BRIEF: Transcribe the data that follows precisely, omitting nothing.

## start ENTRIES SHOWN

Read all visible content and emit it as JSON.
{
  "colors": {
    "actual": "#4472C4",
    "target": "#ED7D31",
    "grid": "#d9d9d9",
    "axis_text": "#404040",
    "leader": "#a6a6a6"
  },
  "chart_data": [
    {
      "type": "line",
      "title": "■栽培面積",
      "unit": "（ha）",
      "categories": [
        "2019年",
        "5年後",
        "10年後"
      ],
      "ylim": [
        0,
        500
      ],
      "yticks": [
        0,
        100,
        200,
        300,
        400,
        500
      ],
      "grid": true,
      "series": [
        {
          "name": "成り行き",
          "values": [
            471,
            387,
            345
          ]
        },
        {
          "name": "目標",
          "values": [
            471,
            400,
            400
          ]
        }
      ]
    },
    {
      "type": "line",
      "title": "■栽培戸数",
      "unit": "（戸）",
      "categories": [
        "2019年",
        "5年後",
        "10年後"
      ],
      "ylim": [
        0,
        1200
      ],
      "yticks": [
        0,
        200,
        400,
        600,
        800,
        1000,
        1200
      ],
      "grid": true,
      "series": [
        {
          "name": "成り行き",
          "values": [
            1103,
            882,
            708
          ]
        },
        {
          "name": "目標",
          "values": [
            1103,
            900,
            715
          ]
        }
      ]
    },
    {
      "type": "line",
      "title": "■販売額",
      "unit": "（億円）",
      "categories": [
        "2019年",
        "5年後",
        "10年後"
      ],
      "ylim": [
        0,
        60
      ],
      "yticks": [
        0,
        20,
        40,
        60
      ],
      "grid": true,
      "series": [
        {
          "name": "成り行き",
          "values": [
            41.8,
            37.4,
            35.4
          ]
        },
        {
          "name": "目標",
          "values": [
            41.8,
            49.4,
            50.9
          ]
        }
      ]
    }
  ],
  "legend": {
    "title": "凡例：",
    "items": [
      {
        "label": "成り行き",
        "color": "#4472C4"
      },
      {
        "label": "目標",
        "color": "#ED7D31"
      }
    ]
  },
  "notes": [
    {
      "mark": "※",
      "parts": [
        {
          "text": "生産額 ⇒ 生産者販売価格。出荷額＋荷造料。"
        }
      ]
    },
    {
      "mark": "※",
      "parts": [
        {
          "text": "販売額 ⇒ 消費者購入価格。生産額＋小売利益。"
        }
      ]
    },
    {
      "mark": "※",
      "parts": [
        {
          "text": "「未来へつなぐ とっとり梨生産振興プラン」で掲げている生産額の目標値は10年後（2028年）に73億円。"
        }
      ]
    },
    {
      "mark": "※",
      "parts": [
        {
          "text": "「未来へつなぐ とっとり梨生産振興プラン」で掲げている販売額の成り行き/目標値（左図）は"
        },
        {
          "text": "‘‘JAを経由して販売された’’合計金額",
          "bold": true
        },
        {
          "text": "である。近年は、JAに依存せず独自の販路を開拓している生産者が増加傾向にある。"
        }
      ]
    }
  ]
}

## end ENTRIES SHOWN

WRITTEN RESPONSE:
Read all visible content and emit it as JSON.
{
  "colors": {
    "actual": "#4472C4",
    "target": "#ED7D31",
    "grid": "#d9d9d9",
    "axis_text": "#404040",
    "leader": "#a6a6a6"
  },
  "chart_data": [
    {
      "type": "line",
      "title": "■栽培面積",
      "unit": "（ha）",
      "categories": [
        "2019年",
        "5年後",
        "10年後"
      ],
      "ylim": [
        0,
        500
      ],
      "yticks": [
        0,
        100,
        200,
        300,
        400,
        500
      ],
      "grid": true,
      "series": [
        {
          "name": "成り行き",
          "values": [
            471,
            387,
            345
          ]
        },
        {
          "name": "目標",
          "values": [
            471,
            400,
            400
          ]
        }
      ]
    },
    {
      "type": "line",
      "title": "■栽培戸数",
      "unit": "（戸）",
      "categories": [
        "2019年",
        "5年後",
        "10年後"
      ],
      "ylim": [
        0,
        1200
      ],
      "yticks": [
        0,
        200,
        400,
        600,
        800,
        1000,
        1200
      ],
      "grid": true,
      "series": [
        {
          "name": "成り行き",
          "values": [
            1103,
            882,
            708
          ]
        },
        {
          "name": "目標",
          "values": [
            1103,
            900,
            715
          ]
        }
      ]
    },
    {
      "type": "line",
      "title": "■販売額",
      "unit": "（億円）",
      "categories": [
        "2019年",
        "5年後",
        "10年後"
      ],
      "ylim": [
        0,
        60
      ],
      "yticks": [
        0,
        20,
        40,
        60
      ],
      "grid": true,
      "series": [
        {
          "name": "成り行き",
          "values": [
            41.8,
            37.4,
            35.4
          ]
        },
        {
          "name": "目標",
          "values": [
            41.8,
            49.4,
            50.9
          ]
        }
      ]
    }
  ],
  "legend": {
    "title": "凡例：",
    "items": [
      {
        "label": "成り行き",
        "color": "#4472C4"
      },
      {
        "label": "目標",
        "color": "#ED7D31"
      }
    ]
  },
  "notes": [
    {
      "mark": "※",
      "parts": [
        {
          "text": "生産額 ⇒ 生産者販売価格。出荷額＋荷造料。"
        }
      ]
    },
    {
      "mark": "※",
      "parts": [
        {
          "text": "販売額 ⇒ 消費者購入価格。生産額＋小売利益。"
        }
      ]
    },
    {
      "mark": "※",
      "parts": [
        {
          "text": "「未来へつなぐ とっとり梨生産振興プラン」で掲げている生産額の目標値は10年後（2028年）に73億円。"
        }
      ]
    },
    {
      "mark": "※",
      "parts": [
        {
          "text": "「未来へつなぐ とっとり梨生産振興プラン」で掲げている販売額の成り行き/目標値（左図）は"
        },
        {
          "text": "‘‘JAを経由して販売された’’合計金額",
          "bold": true
        },
        {
          "text": "である。近年は、JAに依存せず独自の販路を開拓している生産者が増加傾向にある。"
        }
      ]
    }
  ]
}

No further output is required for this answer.